● PROBLEM REQUIREMENTS
Copy all lines that contain the word "Brasil".
── PROVIDED DATA
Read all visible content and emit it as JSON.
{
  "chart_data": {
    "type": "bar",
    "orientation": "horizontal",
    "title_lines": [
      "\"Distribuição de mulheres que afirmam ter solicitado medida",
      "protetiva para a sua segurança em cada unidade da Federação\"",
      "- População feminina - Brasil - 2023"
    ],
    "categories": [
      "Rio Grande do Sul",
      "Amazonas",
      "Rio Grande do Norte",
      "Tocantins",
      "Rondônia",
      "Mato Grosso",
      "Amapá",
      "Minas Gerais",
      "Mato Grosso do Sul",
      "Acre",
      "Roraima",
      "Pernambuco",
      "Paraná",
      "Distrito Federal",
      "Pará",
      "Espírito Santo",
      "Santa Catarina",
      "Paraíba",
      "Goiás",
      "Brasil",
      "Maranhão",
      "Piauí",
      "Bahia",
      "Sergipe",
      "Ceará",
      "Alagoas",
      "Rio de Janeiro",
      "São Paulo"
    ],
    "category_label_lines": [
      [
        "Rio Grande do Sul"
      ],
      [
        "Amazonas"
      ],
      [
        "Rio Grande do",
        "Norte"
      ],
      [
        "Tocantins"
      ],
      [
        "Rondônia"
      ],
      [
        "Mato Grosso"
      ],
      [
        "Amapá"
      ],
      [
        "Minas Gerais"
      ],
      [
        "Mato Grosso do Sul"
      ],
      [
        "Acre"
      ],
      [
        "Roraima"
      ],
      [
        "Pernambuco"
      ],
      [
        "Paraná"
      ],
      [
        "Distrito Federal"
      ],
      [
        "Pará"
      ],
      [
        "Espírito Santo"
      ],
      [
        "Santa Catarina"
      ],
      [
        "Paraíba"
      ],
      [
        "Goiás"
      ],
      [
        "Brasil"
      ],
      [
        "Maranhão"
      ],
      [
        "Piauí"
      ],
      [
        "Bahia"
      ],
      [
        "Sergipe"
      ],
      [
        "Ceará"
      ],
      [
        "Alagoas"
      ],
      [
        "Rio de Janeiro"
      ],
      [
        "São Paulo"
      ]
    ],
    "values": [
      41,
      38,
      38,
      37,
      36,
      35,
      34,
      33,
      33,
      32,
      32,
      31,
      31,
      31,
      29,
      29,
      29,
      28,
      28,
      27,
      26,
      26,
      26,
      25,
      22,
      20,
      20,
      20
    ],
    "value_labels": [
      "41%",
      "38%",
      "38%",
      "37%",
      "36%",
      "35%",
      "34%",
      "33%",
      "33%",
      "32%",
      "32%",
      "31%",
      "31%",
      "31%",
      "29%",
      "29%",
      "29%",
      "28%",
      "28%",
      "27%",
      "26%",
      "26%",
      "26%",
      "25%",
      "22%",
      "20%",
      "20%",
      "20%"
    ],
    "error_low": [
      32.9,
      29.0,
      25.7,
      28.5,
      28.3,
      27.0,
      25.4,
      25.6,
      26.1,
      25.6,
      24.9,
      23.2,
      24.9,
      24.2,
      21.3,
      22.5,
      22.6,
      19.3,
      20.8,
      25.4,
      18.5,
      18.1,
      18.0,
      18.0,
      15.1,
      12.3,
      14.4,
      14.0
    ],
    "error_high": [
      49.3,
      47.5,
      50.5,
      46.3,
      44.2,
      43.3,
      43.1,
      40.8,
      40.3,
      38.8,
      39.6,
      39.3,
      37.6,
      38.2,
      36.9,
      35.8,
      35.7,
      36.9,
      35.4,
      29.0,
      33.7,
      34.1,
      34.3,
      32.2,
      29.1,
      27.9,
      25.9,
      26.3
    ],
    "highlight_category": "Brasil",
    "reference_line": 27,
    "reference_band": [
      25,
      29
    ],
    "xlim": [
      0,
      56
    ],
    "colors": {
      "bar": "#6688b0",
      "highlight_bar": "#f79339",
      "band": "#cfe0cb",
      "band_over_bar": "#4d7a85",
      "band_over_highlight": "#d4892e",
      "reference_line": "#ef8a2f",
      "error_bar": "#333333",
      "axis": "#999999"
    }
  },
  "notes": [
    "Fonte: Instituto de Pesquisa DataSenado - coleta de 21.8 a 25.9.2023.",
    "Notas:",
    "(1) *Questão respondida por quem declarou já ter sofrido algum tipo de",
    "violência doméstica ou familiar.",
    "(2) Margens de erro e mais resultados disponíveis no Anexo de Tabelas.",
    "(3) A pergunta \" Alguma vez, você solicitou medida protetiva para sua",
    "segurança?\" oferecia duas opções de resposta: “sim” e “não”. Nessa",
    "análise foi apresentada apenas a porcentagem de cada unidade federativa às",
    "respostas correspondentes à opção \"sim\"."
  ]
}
────
● FINAL ANSWER
      "- População feminina - Brasil - 2023"
      "Brasil",
        "Brasil"
    "highlight_category": "Brasil",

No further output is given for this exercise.